- _SHORT TASK_: Copy every line of the entries that includes the word "MagicalPrediction".

- _SUPPLIED DATA_:
>> begin

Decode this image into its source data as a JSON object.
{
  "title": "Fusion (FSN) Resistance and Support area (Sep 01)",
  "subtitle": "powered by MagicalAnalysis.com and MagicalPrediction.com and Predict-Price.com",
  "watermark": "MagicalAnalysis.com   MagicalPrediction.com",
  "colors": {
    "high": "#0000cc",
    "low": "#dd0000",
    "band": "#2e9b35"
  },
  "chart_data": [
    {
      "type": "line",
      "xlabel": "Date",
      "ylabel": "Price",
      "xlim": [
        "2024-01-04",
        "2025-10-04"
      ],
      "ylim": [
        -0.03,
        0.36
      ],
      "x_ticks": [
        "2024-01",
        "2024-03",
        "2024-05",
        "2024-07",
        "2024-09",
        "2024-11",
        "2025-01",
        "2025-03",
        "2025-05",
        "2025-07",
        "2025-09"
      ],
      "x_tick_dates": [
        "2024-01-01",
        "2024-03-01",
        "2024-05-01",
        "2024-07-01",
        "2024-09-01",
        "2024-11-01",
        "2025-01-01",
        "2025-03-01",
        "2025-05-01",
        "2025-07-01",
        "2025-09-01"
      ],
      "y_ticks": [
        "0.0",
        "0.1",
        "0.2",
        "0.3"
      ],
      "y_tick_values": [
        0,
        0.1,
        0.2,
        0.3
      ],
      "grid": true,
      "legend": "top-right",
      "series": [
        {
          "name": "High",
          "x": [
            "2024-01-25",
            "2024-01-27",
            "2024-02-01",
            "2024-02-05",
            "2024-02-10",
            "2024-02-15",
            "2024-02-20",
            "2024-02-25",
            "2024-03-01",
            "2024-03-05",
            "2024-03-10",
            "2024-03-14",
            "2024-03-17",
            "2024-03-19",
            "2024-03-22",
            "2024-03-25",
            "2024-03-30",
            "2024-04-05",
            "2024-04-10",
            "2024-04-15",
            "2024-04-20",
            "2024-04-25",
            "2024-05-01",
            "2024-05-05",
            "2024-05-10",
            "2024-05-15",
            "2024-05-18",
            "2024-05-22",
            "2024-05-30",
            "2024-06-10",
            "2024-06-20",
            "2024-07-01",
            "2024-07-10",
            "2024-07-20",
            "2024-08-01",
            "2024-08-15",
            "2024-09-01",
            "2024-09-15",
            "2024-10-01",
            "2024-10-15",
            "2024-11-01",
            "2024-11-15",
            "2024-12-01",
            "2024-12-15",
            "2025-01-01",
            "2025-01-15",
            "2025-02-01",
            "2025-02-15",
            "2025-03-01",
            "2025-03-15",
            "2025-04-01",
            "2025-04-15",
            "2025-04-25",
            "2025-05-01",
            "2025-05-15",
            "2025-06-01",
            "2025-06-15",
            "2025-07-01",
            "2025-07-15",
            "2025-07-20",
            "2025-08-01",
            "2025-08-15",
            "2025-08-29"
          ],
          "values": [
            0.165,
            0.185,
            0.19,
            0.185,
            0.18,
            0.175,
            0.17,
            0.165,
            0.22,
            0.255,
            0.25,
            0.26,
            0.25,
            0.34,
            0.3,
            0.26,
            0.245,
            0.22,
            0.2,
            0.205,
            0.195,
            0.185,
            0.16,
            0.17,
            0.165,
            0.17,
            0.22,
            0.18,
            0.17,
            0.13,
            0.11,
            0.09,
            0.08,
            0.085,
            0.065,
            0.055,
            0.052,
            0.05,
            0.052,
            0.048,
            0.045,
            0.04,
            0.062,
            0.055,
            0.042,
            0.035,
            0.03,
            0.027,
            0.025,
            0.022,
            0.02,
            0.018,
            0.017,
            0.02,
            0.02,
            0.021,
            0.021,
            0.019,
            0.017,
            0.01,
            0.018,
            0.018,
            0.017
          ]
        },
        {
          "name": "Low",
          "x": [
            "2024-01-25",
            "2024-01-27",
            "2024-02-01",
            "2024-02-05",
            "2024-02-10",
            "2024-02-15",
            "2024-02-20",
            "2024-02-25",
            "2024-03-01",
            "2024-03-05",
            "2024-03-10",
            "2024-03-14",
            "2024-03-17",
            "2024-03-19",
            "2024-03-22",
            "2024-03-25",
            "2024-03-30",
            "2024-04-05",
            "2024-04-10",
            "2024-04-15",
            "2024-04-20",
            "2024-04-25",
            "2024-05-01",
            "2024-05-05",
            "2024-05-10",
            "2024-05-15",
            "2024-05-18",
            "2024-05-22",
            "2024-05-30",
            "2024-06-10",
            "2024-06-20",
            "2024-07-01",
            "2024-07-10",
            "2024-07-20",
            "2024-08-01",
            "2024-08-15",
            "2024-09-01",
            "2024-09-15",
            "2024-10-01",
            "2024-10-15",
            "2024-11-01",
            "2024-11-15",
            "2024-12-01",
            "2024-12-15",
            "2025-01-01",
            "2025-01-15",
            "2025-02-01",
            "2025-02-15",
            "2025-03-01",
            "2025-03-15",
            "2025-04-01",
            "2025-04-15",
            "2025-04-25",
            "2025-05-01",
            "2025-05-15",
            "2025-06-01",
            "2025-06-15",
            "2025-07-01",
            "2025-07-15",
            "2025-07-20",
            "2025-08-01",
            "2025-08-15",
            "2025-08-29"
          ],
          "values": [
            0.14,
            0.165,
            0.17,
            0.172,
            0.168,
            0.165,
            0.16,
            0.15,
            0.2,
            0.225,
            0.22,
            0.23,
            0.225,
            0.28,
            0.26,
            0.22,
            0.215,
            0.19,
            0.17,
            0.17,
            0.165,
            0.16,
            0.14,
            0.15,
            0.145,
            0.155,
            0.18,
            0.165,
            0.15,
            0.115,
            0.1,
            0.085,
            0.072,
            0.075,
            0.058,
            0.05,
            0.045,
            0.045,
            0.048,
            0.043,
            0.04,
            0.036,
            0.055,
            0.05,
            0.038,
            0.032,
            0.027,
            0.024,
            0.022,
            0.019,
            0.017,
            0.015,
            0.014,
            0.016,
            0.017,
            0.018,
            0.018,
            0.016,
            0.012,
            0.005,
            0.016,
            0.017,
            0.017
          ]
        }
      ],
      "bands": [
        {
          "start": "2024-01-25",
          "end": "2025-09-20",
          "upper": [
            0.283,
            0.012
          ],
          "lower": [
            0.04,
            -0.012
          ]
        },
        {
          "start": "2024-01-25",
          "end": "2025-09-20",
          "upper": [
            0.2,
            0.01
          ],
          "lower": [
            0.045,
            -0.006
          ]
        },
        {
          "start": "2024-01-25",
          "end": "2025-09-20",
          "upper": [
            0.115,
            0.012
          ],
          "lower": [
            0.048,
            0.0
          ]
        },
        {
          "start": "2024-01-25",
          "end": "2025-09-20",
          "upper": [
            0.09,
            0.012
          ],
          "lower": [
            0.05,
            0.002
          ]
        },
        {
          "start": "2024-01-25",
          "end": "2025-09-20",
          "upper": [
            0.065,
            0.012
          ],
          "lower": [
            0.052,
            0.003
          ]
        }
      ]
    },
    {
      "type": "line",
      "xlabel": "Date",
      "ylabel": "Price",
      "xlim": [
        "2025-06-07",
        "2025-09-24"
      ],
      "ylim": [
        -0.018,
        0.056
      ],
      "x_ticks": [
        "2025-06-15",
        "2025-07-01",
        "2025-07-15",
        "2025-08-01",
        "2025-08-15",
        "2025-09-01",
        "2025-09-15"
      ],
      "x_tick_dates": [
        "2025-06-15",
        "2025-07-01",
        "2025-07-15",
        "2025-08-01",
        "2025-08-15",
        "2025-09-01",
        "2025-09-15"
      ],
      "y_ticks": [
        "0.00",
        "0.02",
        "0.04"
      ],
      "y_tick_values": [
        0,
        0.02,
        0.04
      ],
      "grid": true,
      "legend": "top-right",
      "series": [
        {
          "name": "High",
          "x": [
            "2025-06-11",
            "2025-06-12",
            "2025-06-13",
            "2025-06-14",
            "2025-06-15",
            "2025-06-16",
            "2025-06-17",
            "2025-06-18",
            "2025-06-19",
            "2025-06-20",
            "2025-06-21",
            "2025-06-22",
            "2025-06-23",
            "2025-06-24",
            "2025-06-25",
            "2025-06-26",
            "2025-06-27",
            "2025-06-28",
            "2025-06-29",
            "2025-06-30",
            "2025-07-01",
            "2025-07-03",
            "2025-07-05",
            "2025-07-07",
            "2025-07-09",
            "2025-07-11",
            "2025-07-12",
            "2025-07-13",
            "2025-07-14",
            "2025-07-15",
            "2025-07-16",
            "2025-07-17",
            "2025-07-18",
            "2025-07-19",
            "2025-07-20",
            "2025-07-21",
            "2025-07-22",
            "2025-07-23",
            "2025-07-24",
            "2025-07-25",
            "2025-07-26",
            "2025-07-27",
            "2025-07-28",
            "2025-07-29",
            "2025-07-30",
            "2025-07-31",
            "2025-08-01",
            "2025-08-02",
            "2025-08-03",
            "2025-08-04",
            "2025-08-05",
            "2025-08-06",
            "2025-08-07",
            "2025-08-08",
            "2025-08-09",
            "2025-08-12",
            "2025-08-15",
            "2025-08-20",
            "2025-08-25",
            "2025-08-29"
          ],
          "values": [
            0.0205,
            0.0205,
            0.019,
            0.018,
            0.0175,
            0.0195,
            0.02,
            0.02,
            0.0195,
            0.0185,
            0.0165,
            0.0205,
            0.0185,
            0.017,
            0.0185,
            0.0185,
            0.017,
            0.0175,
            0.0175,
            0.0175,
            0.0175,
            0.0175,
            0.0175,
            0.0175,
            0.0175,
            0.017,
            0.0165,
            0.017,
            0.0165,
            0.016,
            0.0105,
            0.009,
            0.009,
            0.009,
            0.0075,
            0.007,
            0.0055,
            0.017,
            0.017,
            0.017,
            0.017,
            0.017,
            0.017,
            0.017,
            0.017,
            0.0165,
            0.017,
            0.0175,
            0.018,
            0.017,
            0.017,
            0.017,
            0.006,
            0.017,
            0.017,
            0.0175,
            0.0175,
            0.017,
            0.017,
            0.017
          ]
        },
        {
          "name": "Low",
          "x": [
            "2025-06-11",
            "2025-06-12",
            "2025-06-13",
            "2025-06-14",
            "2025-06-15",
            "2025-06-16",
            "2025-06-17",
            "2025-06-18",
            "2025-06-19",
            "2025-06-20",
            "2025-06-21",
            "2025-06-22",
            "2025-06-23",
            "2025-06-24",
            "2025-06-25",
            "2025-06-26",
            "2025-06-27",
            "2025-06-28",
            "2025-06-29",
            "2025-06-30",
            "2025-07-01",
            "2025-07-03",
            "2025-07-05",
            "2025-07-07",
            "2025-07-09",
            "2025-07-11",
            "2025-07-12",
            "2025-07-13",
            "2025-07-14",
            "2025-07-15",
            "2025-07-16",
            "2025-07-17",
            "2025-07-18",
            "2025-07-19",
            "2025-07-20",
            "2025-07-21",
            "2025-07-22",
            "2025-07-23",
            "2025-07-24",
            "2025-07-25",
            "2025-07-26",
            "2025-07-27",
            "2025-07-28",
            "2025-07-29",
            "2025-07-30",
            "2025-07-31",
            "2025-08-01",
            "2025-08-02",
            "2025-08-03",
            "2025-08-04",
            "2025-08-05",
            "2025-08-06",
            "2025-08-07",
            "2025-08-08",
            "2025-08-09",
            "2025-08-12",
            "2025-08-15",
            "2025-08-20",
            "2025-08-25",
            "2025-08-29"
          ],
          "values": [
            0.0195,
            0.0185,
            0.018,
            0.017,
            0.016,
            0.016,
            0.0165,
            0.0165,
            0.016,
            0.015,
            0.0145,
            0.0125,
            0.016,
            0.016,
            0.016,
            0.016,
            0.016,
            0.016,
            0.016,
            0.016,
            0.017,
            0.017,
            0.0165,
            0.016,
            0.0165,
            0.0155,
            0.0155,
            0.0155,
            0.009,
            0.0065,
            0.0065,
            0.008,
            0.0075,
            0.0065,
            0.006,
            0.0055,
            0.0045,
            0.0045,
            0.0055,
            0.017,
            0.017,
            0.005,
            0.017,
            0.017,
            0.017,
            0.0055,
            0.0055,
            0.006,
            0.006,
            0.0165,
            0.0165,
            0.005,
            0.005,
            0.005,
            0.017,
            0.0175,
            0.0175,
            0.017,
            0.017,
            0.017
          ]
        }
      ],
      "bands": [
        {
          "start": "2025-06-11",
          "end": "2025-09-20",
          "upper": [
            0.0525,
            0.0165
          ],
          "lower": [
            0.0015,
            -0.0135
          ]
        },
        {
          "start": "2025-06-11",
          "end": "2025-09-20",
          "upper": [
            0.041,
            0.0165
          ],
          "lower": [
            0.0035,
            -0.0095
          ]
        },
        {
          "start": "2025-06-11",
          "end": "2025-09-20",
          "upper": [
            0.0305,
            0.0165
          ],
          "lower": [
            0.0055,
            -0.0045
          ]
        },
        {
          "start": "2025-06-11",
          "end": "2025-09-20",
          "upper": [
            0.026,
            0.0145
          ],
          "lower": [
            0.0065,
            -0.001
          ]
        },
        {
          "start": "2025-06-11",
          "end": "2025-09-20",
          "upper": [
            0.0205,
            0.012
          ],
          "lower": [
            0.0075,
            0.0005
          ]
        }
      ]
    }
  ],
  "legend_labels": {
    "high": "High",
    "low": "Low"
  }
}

>> end

- _REPLY TO THE TASK_:
  "subtitle": "powered by MagicalAnalysis.com and MagicalPrediction.com and Predict-Price.com",
  "watermark": "MagicalAnalysis.com   MagicalPrediction.com",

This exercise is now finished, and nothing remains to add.